_Problem details:_ Identify the lines that include the word "Absolute", then copy all of them.

_Record list:_
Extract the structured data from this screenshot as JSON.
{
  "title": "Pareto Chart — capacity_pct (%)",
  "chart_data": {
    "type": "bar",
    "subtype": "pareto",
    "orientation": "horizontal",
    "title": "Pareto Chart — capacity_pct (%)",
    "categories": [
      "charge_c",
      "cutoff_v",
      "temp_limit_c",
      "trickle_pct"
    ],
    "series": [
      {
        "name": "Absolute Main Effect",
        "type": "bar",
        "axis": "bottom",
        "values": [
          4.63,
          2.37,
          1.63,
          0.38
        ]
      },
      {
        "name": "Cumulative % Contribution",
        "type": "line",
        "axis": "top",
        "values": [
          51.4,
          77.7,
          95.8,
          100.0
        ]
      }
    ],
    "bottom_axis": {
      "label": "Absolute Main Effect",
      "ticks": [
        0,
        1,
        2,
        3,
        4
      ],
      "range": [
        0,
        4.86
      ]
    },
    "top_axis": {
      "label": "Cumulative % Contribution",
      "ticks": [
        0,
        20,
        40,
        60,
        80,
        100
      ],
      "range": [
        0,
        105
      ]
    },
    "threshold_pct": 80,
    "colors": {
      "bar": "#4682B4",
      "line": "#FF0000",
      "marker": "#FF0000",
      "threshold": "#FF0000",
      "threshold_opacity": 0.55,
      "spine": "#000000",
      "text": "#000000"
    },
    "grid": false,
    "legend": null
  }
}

_Full output:_
        "name": "Absolute Main Effect",
      "label": "Absolute Main Effect",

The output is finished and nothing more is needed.